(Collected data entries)
· · · · ·

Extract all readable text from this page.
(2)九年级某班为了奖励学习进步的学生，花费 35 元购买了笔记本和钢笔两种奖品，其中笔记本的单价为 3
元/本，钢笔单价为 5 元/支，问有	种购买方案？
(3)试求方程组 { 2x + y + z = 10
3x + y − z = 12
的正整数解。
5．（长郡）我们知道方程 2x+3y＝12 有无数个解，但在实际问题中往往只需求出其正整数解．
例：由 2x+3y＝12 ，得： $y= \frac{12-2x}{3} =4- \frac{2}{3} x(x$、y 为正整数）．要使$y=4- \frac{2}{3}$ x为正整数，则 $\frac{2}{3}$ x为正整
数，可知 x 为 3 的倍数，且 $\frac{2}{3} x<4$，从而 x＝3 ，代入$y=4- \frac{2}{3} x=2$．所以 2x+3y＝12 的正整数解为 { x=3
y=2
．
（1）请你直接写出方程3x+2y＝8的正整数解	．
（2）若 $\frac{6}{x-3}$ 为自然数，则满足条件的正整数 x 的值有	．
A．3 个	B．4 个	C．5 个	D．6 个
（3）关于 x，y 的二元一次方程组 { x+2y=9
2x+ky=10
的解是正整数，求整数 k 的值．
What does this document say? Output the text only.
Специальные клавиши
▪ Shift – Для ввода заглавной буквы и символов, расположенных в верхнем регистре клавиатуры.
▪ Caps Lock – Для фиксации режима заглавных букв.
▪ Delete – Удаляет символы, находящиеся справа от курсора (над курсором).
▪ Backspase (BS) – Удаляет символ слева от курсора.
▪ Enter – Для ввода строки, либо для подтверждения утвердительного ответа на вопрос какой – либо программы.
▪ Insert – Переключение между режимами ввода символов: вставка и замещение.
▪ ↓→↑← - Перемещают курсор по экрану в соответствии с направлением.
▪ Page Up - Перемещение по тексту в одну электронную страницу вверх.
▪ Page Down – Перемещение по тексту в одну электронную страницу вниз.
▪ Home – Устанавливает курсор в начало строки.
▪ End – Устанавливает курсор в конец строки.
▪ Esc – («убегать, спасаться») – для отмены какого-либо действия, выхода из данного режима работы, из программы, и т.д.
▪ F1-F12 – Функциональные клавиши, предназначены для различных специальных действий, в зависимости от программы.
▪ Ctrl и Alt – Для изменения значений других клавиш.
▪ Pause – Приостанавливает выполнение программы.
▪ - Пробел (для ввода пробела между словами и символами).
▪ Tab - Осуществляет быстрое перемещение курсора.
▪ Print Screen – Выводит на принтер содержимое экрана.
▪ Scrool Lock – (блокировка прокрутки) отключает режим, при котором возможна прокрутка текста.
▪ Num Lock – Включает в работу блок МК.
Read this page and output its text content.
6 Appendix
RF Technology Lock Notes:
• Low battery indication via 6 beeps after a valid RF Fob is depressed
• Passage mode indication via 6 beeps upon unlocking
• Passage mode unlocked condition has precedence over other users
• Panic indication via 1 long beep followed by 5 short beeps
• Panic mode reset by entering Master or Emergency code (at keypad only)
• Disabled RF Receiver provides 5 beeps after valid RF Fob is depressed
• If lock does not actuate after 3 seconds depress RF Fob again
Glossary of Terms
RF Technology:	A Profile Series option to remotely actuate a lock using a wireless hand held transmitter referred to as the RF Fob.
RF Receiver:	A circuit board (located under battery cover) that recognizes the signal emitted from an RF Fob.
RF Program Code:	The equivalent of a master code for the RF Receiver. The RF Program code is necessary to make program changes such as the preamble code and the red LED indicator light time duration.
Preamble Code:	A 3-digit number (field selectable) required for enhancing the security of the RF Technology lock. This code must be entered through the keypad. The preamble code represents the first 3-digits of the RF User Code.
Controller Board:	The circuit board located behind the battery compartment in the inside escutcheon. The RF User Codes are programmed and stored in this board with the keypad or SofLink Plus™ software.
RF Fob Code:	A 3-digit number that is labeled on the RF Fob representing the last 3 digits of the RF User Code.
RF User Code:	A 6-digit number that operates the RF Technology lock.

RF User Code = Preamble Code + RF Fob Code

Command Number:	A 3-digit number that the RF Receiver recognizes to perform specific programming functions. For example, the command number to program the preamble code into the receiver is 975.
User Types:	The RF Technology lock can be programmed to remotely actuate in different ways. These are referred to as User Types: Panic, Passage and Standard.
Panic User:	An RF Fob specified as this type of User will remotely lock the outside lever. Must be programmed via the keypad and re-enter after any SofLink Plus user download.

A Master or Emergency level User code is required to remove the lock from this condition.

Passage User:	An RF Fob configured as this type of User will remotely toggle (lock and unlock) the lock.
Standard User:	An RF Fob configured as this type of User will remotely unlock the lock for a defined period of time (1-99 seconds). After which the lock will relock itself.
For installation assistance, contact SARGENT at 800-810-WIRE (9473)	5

· · · · ·

## [EXERCISE]
State how many lines in the records above contain the word "клавиши", and give only that number.

## [WORKED SOLUTION]
2